Across the entries below, count the lines in which the word "field" occurs. Reply with the count alone.

--- Start Stored records ---

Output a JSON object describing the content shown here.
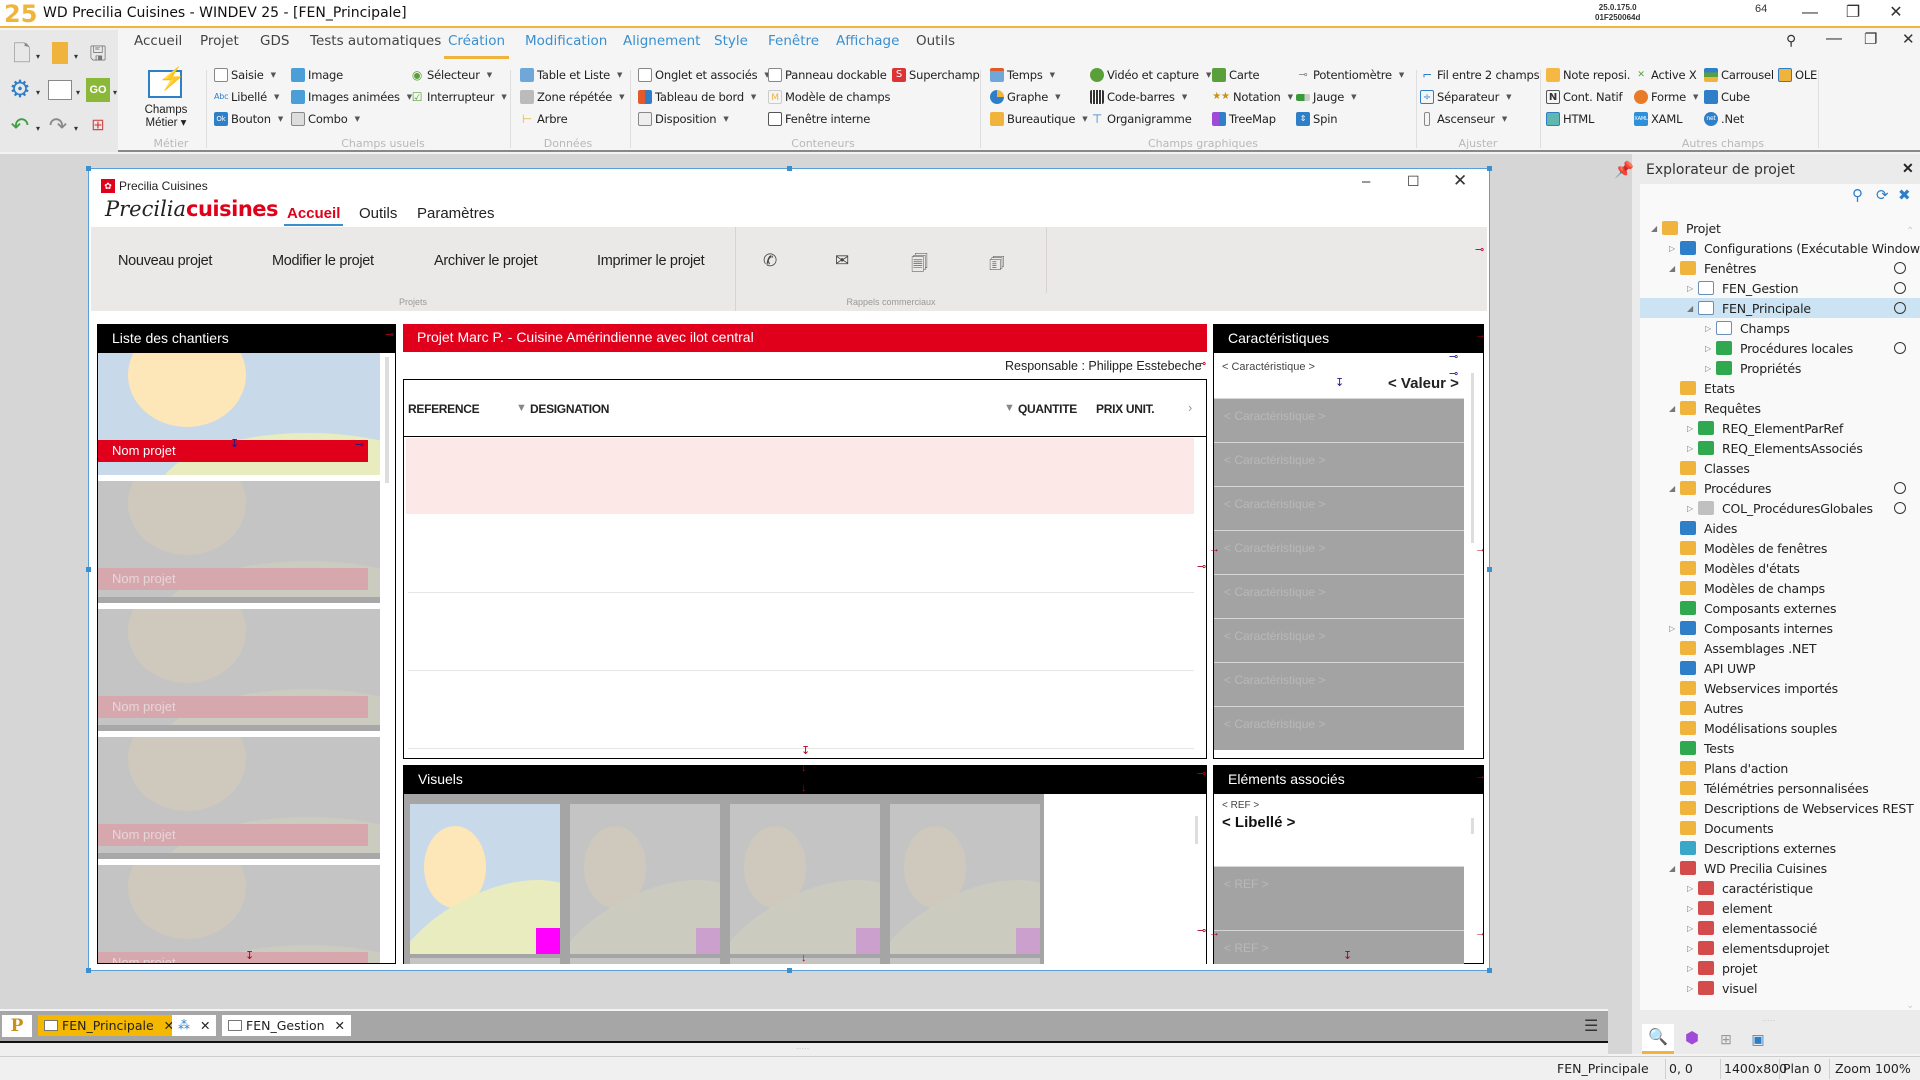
{
  "app": {
    "title": "WD Precilia Cuisines - WINDEV 25 - [FEN_Principale]",
    "logo": "25",
    "version_line1": "25.0.175.0",
    "version_line2": "01F250064d",
    "bits": "64",
    "window_controls": {
      "minimize": "—",
      "maximize": "❐",
      "close": "✕"
    }
  },
  "ribbon": {
    "tabs": [
      {
        "label": "Accueil"
      },
      {
        "label": "Projet"
      },
      {
        "label": "GDS"
      },
      {
        "label": "Tests automatiques"
      },
      {
        "label": "Création",
        "active": true
      },
      {
        "label": "Modification"
      },
      {
        "label": "Alignement"
      },
      {
        "label": "Style"
      },
      {
        "label": "Fenêtre"
      },
      {
        "label": "Affichage"
      },
      {
        "label": "Outils"
      }
    ],
    "big_button": {
      "label1": "Champs",
      "label2": "Métier ▾"
    },
    "groups": {
      "metier": "Métier",
      "champs_usuels": "Champs usuels",
      "donnees": "Données",
      "conteneurs": "Conteneurs",
      "champs_graphiques": "Champs graphiques",
      "ajuster": "Ajuster",
      "autres_champs": "Autres champs"
    },
    "items": {
      "saisie": "Saisie",
      "libelle": "Libellé",
      "bouton": "Bouton",
      "image": "Image",
      "images_animees": "Images animées",
      "combo": "Combo",
      "selecteur": "Sélecteur",
      "interrupteur": "Interrupteur",
      "table_liste": "Table et Liste",
      "zone_repetee": "Zone répétée",
      "arbre": "Arbre",
      "onglet": "Onglet et associés",
      "tableau_bord": "Tableau de bord",
      "disposition": "Disposition",
      "panneau_dockable": "Panneau dockable",
      "modele_champs": "Modèle de champs",
      "fenetre_interne": "Fenêtre interne",
      "superchamp": "Superchamp",
      "temps": "Temps",
      "graphe": "Graphe",
      "bureautique": "Bureautique",
      "video": "Vidéo et capture",
      "code_barres": "Code-barres",
      "organigramme": "Organigramme",
      "carte": "Carte",
      "notation": "Notation",
      "treemap": "TreeMap",
      "potentiometre": "Potentiomètre",
      "jauge": "Jauge",
      "spin": "Spin",
      "fil": "Fil entre 2 champs",
      "separateur": "Séparateur",
      "ascenseur": "Ascenseur",
      "note": "Note reposi.",
      "cont_natif": "Cont. Natif",
      "html": "HTML",
      "activex": "Active X",
      "forme": "Forme",
      "xaml": "XAML",
      "carrousel": "Carrousel",
      "cube": "Cube",
      "net": ".Net",
      "ole": "OLE"
    }
  },
  "design_window": {
    "title": "Precilia Cuisines",
    "brand_script": "Precilia",
    "brand_bold": "cuisines",
    "tabs": [
      {
        "label": "Accueil",
        "active": true
      },
      {
        "label": "Outils"
      },
      {
        "label": "Paramètres"
      }
    ],
    "actions": [
      "Nouveau projet",
      "Modifier le projet",
      "Archiver le projet",
      "Imprimer le projet"
    ],
    "group_projets": "Projets",
    "group_rappels": "Rappels commerciaux",
    "chantiers": {
      "title": "Liste des chantiers",
      "item_label": "Nom projet",
      "item_count": 5
    },
    "projet": {
      "title": "Projet Marc P. - Cuisine Amérindienne avec ilot central",
      "responsable": "Responsable : Philippe Esstebeche",
      "columns": [
        "REFERENCE",
        "DESIGNATION",
        "QUANTITE",
        "PRIX UNIT."
      ]
    },
    "caracteristiques": {
      "title": "Caractéristiques",
      "label": "< Caractéristique >",
      "value": "< Valeur >",
      "ghost_rows": [
        "< Caractéristique >",
        "< Caractéristique >",
        "< Caractéristique >",
        "< Caractéristique >",
        "< Caractéristique >",
        "< Caractéristique >",
        "< Caractéristique >",
        "< Caractéristique >"
      ]
    },
    "visuels": {
      "title": "Visuels",
      "count": 4
    },
    "elements_associes": {
      "title": "Eléments associés",
      "ref": "< REF >",
      "libelle": "< Libellé >",
      "ghost_rows": [
        "< REF >",
        "< REF >"
      ]
    }
  },
  "explorer": {
    "title": "Explorateur de projet",
    "tree": [
      {
        "label": "Projet",
        "level": 0,
        "toggle": "◢",
        "icon": "project-icon",
        "color": "#f0b43c"
      },
      {
        "label": "Configurations (Exécutable Windows",
        "level": 1,
        "toggle": "▷",
        "icon": "gear-icon",
        "color": "#2f7fc8"
      },
      {
        "label": "Fenêtres",
        "level": 1,
        "toggle": "◢",
        "icon": "folder-icon",
        "color": "#f0b43c",
        "ring": true
      },
      {
        "label": "FEN_Gestion",
        "level": 2,
        "toggle": "▷",
        "icon": "window-icon",
        "color": "#ffffff",
        "ring": true
      },
      {
        "label": "FEN_Principale",
        "level": 2,
        "toggle": "◢",
        "icon": "window-icon",
        "color": "#ffffff",
        "ring": true,
        "selected": true
      },
      {
        "label": "Champs",
        "level": 3,
        "toggle": "▷",
        "icon": "field-icon",
        "color": "#ffffff"
      },
      {
        "label": "Procédures locales",
        "level": 3,
        "toggle": "▷",
        "icon": "procedure-icon",
        "color": "#2fa84f",
        "ring": true
      },
      {
        "label": "Propriétés",
        "level": 3,
        "toggle": "▷",
        "icon": "properties-icon",
        "color": "#2fa84f"
      },
      {
        "label": "Etats",
        "level": 1,
        "toggle": "",
        "icon": "report-folder-icon",
        "color": "#f0b43c"
      },
      {
        "label": "Requêtes",
        "level": 1,
        "toggle": "◢",
        "icon": "query-folder-icon",
        "color": "#f0b43c"
      },
      {
        "label": "REQ_ElementParRef",
        "level": 2,
        "toggle": "▷",
        "icon": "query-icon",
        "color": "#2fa84f"
      },
      {
        "label": "REQ_ElementsAssociés",
        "level": 2,
        "toggle": "▷",
        "icon": "query-icon",
        "color": "#2fa84f"
      },
      {
        "label": "Classes",
        "level": 1,
        "toggle": "",
        "icon": "class-icon",
        "color": "#f0b43c"
      },
      {
        "label": "Procédures",
        "level": 1,
        "toggle": "◢",
        "icon": "procedures-folder-icon",
        "color": "#f0b43c",
        "ring": true
      },
      {
        "label": "COL_ProcéduresGlobales",
        "level": 2,
        "toggle": "▷",
        "icon": "global-procedures-icon",
        "color": "#c0c0c0",
        "ring": true
      },
      {
        "label": "Aides",
        "level": 1,
        "toggle": "",
        "icon": "help-icon",
        "color": "#2f7fc8"
      },
      {
        "label": "Modèles de fenêtres",
        "level": 1,
        "toggle": "",
        "icon": "window-template-icon",
        "color": "#f0b43c"
      },
      {
        "label": "Modèles d'états",
        "level": 1,
        "toggle": "",
        "icon": "report-template-icon",
        "color": "#f0b43c"
      },
      {
        "label": "Modèles de champs",
        "level": 1,
        "toggle": "",
        "icon": "field-template-icon",
        "color": "#f0b43c"
      },
      {
        "label": "Composants externes",
        "level": 1,
        "toggle": "",
        "icon": "external-component-icon",
        "color": "#2fa84f"
      },
      {
        "label": "Composants internes",
        "level": 1,
        "toggle": "▷",
        "icon": "internal-component-icon",
        "color": "#2f7fc8"
      },
      {
        "label": "Assemblages .NET",
        "level": 1,
        "toggle": "",
        "icon": "dotnet-assembly-icon",
        "color": "#f0b43c"
      },
      {
        "label": "API UWP",
        "level": 1,
        "toggle": "",
        "icon": "uwp-icon",
        "color": "#2f7fc8"
      },
      {
        "label": "Webservices importés",
        "level": 1,
        "toggle": "",
        "icon": "webservice-icon",
        "color": "#f0b43c"
      },
      {
        "label": "Autres",
        "level": 1,
        "toggle": "",
        "icon": "other-icon",
        "color": "#f0b43c"
      },
      {
        "label": "Modélisations souples",
        "level": 1,
        "toggle": "",
        "icon": "modeling-icon",
        "color": "#f0b43c"
      },
      {
        "label": "Tests",
        "level": 1,
        "toggle": "",
        "icon": "tests-icon",
        "color": "#2fa84f"
      },
      {
        "label": "Plans d'action",
        "level": 1,
        "toggle": "",
        "icon": "action-plan-icon",
        "color": "#f0b43c"
      },
      {
        "label": "Télémétries personnalisées",
        "level": 1,
        "toggle": "",
        "icon": "telemetry-icon",
        "color": "#f0b43c"
      },
      {
        "label": "Descriptions de Webservices REST",
        "level": 1,
        "toggle": "",
        "icon": "rest-icon",
        "color": "#f0b43c"
      },
      {
        "label": "Documents",
        "level": 1,
        "toggle": "",
        "icon": "documents-icon",
        "color": "#f0b43c"
      },
      {
        "label": "Descriptions externes",
        "level": 1,
        "toggle": "",
        "icon": "external-description-icon",
        "color": "#3aa6c8"
      },
      {
        "label": "WD Precilia Cuisines",
        "level": 1,
        "toggle": "◢",
        "icon": "analysis-icon",
        "color": "#d34b4b"
      },
      {
        "label": "caractéristique",
        "level": 2,
        "toggle": "▷",
        "icon": "table-icon",
        "color": "#d34b4b"
      },
      {
        "label": "element",
        "level": 2,
        "toggle": "▷",
        "icon": "table-icon",
        "color": "#d34b4b"
      },
      {
        "label": "elementassocié",
        "level": 2,
        "toggle": "▷",
        "icon": "table-icon",
        "color": "#d34b4b"
      },
      {
        "label": "elementsduprojet",
        "level": 2,
        "toggle": "▷",
        "icon": "table-icon",
        "color": "#d34b4b"
      },
      {
        "label": "projet",
        "level": 2,
        "toggle": "▷",
        "icon": "table-icon",
        "color": "#d34b4b"
      },
      {
        "label": "visuel",
        "level": 2,
        "toggle": "▷",
        "icon": "table-icon",
        "color": "#d34b4b"
      }
    ]
  },
  "doc_tabs": [
    {
      "label": "FEN_Principale",
      "active": true,
      "close": "✕"
    },
    {
      "label": "",
      "close": "✕"
    },
    {
      "label": "FEN_Gestion",
      "close": "✕"
    }
  ],
  "status": {
    "window": "FEN_Principale",
    "position": "0, 0",
    "size": "1400x800",
    "plan": "Plan 0",
    "zoom": "Zoom 100%"
  },
  "colors": {
    "accent": "#f0b43c",
    "brand_red": "#e0001b",
    "link_blue": "#3a8fcf"
  }
}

--- End Stored records ---

### Written response
2